Task directions → Each entry below should be returned exactly as is, with the pictures removed.

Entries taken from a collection
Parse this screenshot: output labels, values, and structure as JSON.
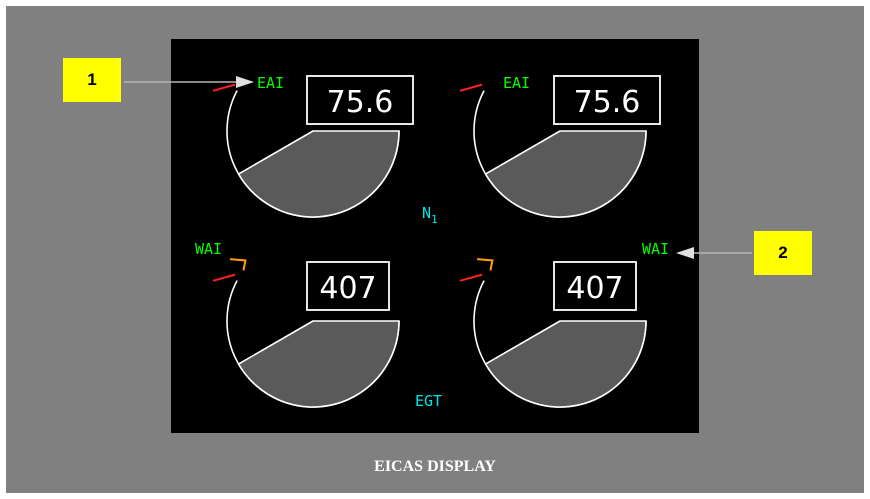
{
  "title": "EICAS DISPLAY",
  "n1_label": "N",
  "n1_subscript": "1",
  "egt_label": "EGT",
  "gauges": {
    "left_n1": {
      "value": "75.6",
      "flag": "EAI"
    },
    "right_n1": {
      "value": "75.6",
      "flag": "EAI"
    },
    "left_egt": {
      "value": "407",
      "flag": "WAI"
    },
    "right_egt": {
      "value": "407",
      "flag": ""
    }
  },
  "side_flag_right": "WAI",
  "callouts": {
    "one": "1",
    "two": "2"
  },
  "colors": {
    "background": "#808080",
    "screen": "#000000",
    "flag_green": "#00ff00",
    "label_cyan": "#00e6e6",
    "redline": "#ff2020",
    "amber": "#ffa000",
    "fill": "#5a5a5a",
    "callout_yellow": "#ffff00"
  }
}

Answer to the exercise →
Parse this screenshot: output labels, values, and structure as JSON.
{
  "title": "EICAS DISPLAY",
  "n1_label": "N",
  "n1_subscript": "1",
  "egt_label": "EGT",
  "gauges": {
    "left_n1": {
      "value": "75.6",
      "flag": "EAI"
    },
    "right_n1": {
      "value": "75.6",
      "flag": "EAI"
    },
    "left_egt": {
      "value": "407",
      "flag": "WAI"
    },
    "right_egt": {
      "value": "407",
      "flag": ""
    }
  },
  "side_flag_right": "WAI",
  "callouts": {
    "one": "1",
    "two": "2"
  },
  "colors": {
    "background": "#808080",
    "screen": "#000000",
    "flag_green": "#00ff00",
    "label_cyan": "#00e6e6",
    "redline": "#ff2020",
    "amber": "#ffa000",
    "fill": "#5a5a5a",
    "callout_yellow": "#ffff00"
  }
}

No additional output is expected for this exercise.